### [Task prompt]
Starting at the first line and stopping after the line that contains "legend-item-price[interactable]: Price [753,18,826,36]", copy those lines with "grid-lines" changed to "gridlines". Leave everything else untouched.

### [Records for this exercise]
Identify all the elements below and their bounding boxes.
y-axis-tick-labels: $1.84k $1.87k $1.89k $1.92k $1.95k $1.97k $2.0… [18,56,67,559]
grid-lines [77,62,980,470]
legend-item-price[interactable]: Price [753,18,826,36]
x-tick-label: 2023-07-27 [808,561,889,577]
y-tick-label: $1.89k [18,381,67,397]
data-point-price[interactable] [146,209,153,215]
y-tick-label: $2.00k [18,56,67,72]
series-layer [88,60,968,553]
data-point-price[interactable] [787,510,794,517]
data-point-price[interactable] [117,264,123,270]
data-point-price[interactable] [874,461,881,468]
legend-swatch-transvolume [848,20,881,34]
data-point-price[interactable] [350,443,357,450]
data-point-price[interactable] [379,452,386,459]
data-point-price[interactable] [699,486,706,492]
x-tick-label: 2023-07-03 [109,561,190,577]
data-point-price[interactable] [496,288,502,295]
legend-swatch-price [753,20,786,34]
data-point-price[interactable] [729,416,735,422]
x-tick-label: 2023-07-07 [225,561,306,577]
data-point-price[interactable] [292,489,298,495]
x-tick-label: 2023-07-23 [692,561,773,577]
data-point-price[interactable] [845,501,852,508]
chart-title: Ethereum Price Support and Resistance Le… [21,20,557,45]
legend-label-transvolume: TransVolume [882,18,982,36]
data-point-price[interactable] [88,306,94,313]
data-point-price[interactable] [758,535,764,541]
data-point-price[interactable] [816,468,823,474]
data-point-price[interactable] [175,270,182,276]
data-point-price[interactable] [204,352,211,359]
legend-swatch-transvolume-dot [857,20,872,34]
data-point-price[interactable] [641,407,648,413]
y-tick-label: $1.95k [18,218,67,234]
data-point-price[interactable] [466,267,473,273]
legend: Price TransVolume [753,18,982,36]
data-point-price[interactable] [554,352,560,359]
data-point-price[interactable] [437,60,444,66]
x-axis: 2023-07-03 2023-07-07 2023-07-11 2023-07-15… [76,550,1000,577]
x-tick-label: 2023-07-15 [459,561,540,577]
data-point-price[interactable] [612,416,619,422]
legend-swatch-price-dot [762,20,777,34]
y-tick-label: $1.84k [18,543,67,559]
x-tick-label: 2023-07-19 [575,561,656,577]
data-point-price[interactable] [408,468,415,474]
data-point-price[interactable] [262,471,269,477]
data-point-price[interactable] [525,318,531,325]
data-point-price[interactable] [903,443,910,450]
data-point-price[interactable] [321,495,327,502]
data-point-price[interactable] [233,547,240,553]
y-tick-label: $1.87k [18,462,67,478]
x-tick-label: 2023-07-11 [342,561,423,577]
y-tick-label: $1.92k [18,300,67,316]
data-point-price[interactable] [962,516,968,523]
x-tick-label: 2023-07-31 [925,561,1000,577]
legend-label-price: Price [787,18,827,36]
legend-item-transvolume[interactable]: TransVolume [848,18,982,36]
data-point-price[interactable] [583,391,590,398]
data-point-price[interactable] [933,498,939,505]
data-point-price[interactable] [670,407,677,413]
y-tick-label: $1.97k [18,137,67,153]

### [Complete response]
Identify all the elements below and their bounding boxes.
y-axis-tick-labels: $1.84k $1.87k $1.89k $1.92k $1.95k $1.97k $2.0… [18,56,67,559]
gridlines [77,62,980,470]
legend-item-price[interactable]: Price [753,18,826,36]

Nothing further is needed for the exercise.